■ **Task description**
Word for word, output the data that follows.

[Records for the exercise — start]

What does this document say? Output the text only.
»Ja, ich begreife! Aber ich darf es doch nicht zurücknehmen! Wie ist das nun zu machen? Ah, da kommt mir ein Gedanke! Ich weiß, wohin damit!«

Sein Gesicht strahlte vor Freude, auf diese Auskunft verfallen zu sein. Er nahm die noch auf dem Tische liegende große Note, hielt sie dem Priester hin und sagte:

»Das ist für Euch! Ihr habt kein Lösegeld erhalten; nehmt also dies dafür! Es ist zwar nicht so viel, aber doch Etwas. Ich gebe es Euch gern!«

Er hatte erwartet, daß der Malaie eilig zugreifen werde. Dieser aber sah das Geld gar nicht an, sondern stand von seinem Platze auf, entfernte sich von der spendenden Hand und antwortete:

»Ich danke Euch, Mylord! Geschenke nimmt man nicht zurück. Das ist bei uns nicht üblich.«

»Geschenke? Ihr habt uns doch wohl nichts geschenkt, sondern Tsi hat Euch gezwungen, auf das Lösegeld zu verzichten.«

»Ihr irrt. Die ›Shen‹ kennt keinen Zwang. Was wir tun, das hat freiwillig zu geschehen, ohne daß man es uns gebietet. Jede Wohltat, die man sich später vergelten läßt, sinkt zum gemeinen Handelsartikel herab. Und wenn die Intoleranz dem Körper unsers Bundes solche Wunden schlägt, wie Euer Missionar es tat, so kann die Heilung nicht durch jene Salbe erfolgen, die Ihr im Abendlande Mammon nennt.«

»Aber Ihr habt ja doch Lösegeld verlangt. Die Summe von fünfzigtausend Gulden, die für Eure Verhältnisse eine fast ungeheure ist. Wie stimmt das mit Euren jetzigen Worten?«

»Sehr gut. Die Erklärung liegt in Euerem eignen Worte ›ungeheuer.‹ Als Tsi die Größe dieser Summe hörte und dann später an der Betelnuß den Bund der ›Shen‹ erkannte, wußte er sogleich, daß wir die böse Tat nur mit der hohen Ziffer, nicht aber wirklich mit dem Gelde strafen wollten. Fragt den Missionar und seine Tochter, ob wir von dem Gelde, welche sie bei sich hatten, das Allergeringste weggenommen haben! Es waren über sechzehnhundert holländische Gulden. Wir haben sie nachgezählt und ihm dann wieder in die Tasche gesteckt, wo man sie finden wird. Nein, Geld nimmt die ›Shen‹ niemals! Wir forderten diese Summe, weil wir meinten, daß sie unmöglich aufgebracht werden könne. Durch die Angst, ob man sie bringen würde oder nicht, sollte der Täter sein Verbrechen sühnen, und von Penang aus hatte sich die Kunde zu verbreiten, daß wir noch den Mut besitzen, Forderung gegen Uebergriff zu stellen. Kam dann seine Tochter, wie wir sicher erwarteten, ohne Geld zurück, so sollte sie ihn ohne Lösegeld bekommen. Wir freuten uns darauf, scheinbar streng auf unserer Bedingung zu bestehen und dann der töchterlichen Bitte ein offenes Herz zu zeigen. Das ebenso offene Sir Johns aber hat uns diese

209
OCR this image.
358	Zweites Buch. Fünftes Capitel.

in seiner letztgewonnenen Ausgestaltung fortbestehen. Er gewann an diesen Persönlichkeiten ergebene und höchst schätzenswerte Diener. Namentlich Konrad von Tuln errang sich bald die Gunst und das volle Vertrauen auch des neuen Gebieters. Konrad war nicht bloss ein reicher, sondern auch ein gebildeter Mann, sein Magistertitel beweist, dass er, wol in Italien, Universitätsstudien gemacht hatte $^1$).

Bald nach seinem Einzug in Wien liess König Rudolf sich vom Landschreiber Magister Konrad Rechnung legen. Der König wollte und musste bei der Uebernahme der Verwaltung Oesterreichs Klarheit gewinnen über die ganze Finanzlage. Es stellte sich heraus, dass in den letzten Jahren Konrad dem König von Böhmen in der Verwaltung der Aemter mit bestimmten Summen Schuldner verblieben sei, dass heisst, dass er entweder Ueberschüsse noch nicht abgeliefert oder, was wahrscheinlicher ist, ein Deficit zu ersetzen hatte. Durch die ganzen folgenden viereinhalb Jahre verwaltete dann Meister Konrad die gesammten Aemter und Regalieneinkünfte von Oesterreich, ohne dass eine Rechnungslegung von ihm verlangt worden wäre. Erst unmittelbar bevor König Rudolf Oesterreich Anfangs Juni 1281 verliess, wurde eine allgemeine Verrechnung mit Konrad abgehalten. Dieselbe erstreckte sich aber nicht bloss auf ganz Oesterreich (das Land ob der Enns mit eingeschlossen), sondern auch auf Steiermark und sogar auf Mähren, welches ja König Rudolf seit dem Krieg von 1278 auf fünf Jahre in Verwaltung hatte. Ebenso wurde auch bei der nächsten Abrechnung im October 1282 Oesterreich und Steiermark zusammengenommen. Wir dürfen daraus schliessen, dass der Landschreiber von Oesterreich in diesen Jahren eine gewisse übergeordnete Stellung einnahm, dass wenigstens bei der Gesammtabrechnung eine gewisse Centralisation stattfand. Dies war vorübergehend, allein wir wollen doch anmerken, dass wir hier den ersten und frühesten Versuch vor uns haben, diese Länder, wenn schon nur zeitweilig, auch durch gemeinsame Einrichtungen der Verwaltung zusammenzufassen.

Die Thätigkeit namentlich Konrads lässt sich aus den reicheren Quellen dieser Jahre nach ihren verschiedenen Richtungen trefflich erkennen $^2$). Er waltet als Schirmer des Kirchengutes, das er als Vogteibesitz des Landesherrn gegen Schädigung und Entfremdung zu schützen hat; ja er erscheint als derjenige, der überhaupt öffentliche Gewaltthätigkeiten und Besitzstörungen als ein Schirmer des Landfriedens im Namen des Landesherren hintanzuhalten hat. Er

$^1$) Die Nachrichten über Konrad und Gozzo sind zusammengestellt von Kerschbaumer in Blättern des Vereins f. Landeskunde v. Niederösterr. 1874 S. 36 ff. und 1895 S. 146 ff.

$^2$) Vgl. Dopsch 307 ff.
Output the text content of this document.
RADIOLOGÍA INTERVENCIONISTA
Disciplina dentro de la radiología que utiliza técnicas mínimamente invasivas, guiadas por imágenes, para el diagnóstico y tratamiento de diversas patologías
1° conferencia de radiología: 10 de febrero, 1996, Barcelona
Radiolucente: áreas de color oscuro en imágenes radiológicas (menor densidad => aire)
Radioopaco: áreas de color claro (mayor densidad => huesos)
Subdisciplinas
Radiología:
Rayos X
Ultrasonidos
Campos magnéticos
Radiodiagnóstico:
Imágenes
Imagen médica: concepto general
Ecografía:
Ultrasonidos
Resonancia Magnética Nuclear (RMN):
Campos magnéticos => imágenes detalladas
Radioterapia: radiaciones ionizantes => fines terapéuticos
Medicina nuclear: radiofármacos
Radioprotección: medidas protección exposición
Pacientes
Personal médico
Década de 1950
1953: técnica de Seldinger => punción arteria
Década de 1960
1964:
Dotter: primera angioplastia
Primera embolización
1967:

[Records for the exercise — finish]

■ **Solved exercise**
What does this document say? Output the text only.
»Ja, ich begreife! Aber ich darf es doch nicht zurücknehmen! Wie ist das nun zu machen? Ah, da kommt mir ein Gedanke! Ich weiß, wohin damit!«

Sein Gesicht strahlte vor Freude, auf diese Auskunft verfallen zu sein. Er nahm die noch auf dem Tische liegende große Note, hielt sie dem Priester hin und sagte:

»Das ist für Euch! Ihr habt kein Lösegeld erhalten; nehmt also dies dafür! Es ist zwar nicht so viel, aber doch Etwas. Ich gebe es Euch gern!«

Er hatte erwartet, daß der Malaie eilig zugreifen werde. Dieser aber sah das Geld gar nicht an, sondern stand von seinem Platze auf, entfernte sich von der spendenden Hand und antwortete:

»Ich danke Euch, Mylord! Geschenke nimmt man nicht zurück. Das ist bei uns nicht üblich.«

»Geschenke? Ihr habt uns doch wohl nichts geschenkt, sondern Tsi hat Euch gezwungen, auf das Lösegeld zu verzichten.«

»Ihr irrt. Die ›Shen‹ kennt keinen Zwang. Was wir tun, das hat freiwillig zu geschehen, ohne daß man es uns gebietet. Jede Wohltat, die man sich später vergelten läßt, sinkt zum gemeinen Handelsartikel herab. Und wenn die Intoleranz dem Körper unsers Bundes solche Wunden schlägt, wie Euer Missionar es tat, so kann die Heilung nicht durch jene Salbe erfolgen, die Ihr im Abendlande Mammon nennt.«

»Aber Ihr habt ja doch Lösegeld verlangt. Die Summe von fünfzigtausend Gulden, die für Eure Verhältnisse eine fast ungeheure ist. Wie stimmt das mit Euren jetzigen Worten?«

»Sehr gut. Die Erklärung liegt in Euerem eignen Worte ›ungeheuer.‹ Als Tsi die Größe dieser Summe hörte und dann später an der Betelnuß den Bund der ›Shen‹ erkannte, wußte er sogleich, daß wir die böse Tat nur mit der hohen Ziffer, nicht aber wirklich mit dem Gelde strafen wollten. Fragt den Missionar und seine Tochter, ob wir von dem Gelde, welche sie bei sich hatten, das Allergeringste weggenommen haben! Es waren über sechzehnhundert holländische Gulden. Wir haben sie nachgezählt und ihm dann wieder in die Tasche gesteckt, wo man sie finden wird. Nein, Geld nimmt die ›Shen‹ niemals! Wir forderten diese Summe, weil wir meinten, daß sie unmöglich aufgebracht werden könne. Durch die Angst, ob man sie bringen würde oder nicht, sollte der Täter sein Verbrechen sühnen, und von Penang aus hatte sich die Kunde zu verbreiten, daß wir noch den Mut besitzen, Forderung gegen Uebergriff zu stellen. Kam dann seine Tochter, wie wir sicher erwarteten, ohne Geld zurück, so sollte sie ihn ohne Lösegeld bekommen. Wir freuten uns darauf, scheinbar streng auf unserer Bedingung zu bestehen und dann der töchterlichen Bitte ein offenes Herz zu zeigen. Das ebenso offene Sir Johns aber hat uns diese

209
OCR this image.
358	Zweites Buch. Fünftes Capitel.

in seiner letztgewonnenen Ausgestaltung fortbestehen. Er gewann an diesen Persönlichkeiten ergebene und höchst schätzenswerte Diener. Namentlich Konrad von Tuln errang sich bald die Gunst und das volle Vertrauen auch des neuen Gebieters. Konrad war nicht bloss ein reicher, sondern auch ein gebildeter Mann, sein Magistertitel beweist, dass er, wol in Italien, Universitätsstudien gemacht hatte $^1$).

Bald nach seinem Einzug in Wien liess König Rudolf sich vom Landschreiber Magister Konrad Rechnung legen. Der König wollte und musste bei der Uebernahme der Verwaltung Oesterreichs Klarheit gewinnen über die ganze Finanzlage. Es stellte sich heraus, dass in den letzten Jahren Konrad dem König von Böhmen in der Verwaltung der Aemter mit bestimmten Summen Schuldner verblieben sei, dass heisst, dass er entweder Ueberschüsse noch nicht abgeliefert oder, was wahrscheinlicher ist, ein Deficit zu ersetzen hatte. Durch die ganzen folgenden viereinhalb Jahre verwaltete dann Meister Konrad die gesammten Aemter und Regalieneinkünfte von Oesterreich, ohne dass eine Rechnungslegung von ihm verlangt worden wäre. Erst unmittelbar bevor König Rudolf Oesterreich Anfangs Juni 1281 verliess, wurde eine allgemeine Verrechnung mit Konrad abgehalten. Dieselbe erstreckte sich aber nicht bloss auf ganz Oesterreich (das Land ob der Enns mit eingeschlossen), sondern auch auf Steiermark und sogar auf Mähren, welches ja König Rudolf seit dem Krieg von 1278 auf fünf Jahre in Verwaltung hatte. Ebenso wurde auch bei der nächsten Abrechnung im October 1282 Oesterreich und Steiermark zusammengenommen. Wir dürfen daraus schliessen, dass der Landschreiber von Oesterreich in diesen Jahren eine gewisse übergeordnete Stellung einnahm, dass wenigstens bei der Gesammtabrechnung eine gewisse Centralisation stattfand. Dies war vorübergehend, allein wir wollen doch anmerken, dass wir hier den ersten und frühesten Versuch vor uns haben, diese Länder, wenn schon nur zeitweilig, auch durch gemeinsame Einrichtungen der Verwaltung zusammenzufassen.

Die Thätigkeit namentlich Konrads lässt sich aus den reicheren Quellen dieser Jahre nach ihren verschiedenen Richtungen trefflich erkennen $^2$). Er waltet als Schirmer des Kirchengutes, das er als Vogteibesitz des Landesherrn gegen Schädigung und Entfremdung zu schützen hat; ja er erscheint als derjenige, der überhaupt öffentliche Gewaltthätigkeiten und Besitzstörungen als ein Schirmer des Landfriedens im Namen des Landesherren hintanzuhalten hat. Er

$^1$) Die Nachrichten über Konrad und Gozzo sind zusammengestellt von Kerschbaumer in Blättern des Vereins f. Landeskunde v. Niederösterr. 1874 S. 36 ff. und 1895 S. 146 ff.

$^2$) Vgl. Dopsch 307 ff.
Output the text content of this document.
RADIOLOGÍA INTERVENCIONISTA
Disciplina dentro de la radiología que utiliza técnicas mínimamente invasivas, guiadas por imágenes, para el diagnóstico y tratamiento de diversas patologías
1° conferencia de radiología: 10 de febrero, 1996, Barcelona
Radiolucente: áreas de color oscuro en imágenes radiológicas (menor densidad => aire)
Radioopaco: áreas de color claro (mayor densidad => huesos)
Subdisciplinas
Radiología:
Rayos X
Ultrasonidos
Campos magnéticos
Radiodiagnóstico:
Imágenes
Imagen médica: concepto general
Ecografía:
Ultrasonidos
Resonancia Magnética Nuclear (RMN):
Campos magnéticos => imágenes detalladas
Radioterapia: radiaciones ionizantes => fines terapéuticos
Medicina nuclear: radiofármacos
Radioprotección: medidas protección exposición
Pacientes
Personal médico
Década de 1950
1953: técnica de Seldinger => punción arteria
Década de 1960
1964:
Dotter: primera angioplastia
Primera embolización
1967:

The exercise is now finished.